• _DIRECTIONS FOR THIS TASK_: Filter the records for "npatients" and keep each line that has it.

• _THE DATA_:
---*---

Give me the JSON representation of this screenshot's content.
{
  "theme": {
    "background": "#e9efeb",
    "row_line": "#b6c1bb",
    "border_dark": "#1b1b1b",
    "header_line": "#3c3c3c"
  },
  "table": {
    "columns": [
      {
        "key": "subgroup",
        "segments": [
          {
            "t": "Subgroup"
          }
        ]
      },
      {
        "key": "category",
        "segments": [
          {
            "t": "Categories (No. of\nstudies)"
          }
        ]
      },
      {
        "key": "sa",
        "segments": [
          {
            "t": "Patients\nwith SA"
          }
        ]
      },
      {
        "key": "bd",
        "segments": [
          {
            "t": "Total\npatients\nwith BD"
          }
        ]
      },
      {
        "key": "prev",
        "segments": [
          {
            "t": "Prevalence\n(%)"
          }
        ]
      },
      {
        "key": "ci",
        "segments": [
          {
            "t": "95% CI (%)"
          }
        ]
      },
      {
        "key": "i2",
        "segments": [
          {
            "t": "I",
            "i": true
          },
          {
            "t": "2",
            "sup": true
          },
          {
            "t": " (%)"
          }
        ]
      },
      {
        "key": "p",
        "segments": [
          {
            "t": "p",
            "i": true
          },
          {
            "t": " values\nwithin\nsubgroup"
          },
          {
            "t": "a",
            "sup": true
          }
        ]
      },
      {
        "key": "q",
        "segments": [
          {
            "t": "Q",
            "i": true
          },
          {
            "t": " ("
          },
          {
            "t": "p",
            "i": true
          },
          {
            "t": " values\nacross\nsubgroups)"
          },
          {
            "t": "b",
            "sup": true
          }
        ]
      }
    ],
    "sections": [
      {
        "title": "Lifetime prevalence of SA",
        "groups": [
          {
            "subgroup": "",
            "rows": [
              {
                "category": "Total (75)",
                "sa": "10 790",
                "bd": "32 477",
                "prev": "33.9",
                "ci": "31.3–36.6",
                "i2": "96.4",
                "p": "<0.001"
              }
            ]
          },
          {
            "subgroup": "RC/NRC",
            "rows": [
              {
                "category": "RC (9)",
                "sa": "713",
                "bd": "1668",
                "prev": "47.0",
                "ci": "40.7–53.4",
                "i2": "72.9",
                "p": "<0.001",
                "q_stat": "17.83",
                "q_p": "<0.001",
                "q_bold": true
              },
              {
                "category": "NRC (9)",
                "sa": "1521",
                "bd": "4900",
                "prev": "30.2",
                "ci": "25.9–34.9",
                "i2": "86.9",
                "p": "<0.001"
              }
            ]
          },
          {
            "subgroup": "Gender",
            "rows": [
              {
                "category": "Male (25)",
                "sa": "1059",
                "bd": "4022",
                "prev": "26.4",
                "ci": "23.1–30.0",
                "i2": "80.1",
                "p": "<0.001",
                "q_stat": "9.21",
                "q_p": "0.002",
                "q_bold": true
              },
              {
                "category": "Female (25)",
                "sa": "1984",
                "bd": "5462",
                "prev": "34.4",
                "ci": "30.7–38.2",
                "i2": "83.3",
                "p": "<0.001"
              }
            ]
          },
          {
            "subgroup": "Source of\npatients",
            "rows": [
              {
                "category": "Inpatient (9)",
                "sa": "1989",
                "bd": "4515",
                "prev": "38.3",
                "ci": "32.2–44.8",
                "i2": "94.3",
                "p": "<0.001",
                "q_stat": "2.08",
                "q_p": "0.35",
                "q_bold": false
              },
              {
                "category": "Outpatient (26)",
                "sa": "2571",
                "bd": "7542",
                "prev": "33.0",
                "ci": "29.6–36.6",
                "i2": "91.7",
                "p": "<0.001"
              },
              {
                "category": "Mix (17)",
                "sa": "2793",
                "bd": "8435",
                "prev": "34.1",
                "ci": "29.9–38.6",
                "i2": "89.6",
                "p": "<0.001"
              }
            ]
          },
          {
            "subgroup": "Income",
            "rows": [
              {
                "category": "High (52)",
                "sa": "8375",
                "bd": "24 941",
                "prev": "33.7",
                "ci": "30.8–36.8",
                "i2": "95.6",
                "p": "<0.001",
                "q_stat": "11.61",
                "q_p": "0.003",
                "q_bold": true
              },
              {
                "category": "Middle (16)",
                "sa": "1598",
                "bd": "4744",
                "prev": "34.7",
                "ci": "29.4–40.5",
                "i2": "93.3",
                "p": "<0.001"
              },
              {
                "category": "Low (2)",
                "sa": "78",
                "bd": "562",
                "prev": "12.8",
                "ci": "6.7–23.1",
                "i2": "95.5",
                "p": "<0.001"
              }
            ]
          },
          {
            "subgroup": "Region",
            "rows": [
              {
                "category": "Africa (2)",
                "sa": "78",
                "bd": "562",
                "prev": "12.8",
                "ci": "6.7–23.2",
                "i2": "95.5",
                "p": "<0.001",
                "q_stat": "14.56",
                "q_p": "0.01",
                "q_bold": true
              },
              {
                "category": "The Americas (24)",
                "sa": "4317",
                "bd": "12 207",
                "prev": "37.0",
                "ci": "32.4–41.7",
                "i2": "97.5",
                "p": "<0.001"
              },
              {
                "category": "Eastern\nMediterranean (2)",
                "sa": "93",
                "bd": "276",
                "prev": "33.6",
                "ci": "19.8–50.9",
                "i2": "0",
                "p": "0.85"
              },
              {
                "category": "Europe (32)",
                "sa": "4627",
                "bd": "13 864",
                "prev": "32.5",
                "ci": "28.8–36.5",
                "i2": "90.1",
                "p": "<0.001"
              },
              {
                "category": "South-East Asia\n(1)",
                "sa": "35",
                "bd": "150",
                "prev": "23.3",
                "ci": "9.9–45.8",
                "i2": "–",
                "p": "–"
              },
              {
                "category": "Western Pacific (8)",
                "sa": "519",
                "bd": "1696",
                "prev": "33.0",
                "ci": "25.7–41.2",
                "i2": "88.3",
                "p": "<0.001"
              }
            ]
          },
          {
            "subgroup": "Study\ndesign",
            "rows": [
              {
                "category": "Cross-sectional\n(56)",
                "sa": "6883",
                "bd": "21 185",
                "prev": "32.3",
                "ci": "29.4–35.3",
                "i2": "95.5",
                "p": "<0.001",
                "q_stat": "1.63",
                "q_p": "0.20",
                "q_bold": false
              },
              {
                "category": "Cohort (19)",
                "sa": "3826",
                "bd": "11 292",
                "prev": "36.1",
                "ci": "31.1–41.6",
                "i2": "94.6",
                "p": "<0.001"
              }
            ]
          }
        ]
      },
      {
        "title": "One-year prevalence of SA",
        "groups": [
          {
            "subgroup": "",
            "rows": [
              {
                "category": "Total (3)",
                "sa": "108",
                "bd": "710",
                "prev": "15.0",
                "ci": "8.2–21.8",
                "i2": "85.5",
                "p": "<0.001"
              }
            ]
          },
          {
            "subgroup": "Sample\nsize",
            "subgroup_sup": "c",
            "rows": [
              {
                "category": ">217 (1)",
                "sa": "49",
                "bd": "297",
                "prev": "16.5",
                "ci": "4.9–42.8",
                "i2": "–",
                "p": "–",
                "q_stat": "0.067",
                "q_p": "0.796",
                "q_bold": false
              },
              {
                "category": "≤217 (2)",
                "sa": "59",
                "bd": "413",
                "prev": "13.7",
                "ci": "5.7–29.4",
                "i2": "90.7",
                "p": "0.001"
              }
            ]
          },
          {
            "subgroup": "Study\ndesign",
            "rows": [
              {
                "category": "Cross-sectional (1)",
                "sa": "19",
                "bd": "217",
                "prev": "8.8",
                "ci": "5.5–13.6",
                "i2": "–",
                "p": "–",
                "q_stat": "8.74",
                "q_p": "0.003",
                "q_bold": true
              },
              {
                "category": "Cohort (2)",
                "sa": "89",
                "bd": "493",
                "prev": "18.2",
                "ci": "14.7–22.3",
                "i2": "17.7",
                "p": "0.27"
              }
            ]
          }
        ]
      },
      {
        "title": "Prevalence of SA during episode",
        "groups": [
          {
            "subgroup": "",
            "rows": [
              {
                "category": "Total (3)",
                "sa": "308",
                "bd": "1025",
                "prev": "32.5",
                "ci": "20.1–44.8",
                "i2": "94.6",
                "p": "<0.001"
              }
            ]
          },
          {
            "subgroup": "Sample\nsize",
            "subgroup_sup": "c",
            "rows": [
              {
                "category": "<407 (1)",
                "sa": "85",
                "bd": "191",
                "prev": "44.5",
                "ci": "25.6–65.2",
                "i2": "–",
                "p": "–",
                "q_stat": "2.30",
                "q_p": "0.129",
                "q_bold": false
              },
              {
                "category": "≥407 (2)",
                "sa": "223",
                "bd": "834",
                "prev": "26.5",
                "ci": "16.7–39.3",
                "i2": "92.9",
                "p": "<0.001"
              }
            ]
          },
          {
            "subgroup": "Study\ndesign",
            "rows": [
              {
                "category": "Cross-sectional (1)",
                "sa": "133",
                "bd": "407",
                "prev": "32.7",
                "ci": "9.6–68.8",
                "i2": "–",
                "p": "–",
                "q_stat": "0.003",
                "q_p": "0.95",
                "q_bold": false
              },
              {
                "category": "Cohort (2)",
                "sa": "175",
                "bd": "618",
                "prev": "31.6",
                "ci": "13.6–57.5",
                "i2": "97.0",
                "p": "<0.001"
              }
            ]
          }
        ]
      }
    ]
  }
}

---*---

• _RESPONSE_:
            "t": "Total\npatients\nwith BD"
            "subgroup": "Source of\npatients",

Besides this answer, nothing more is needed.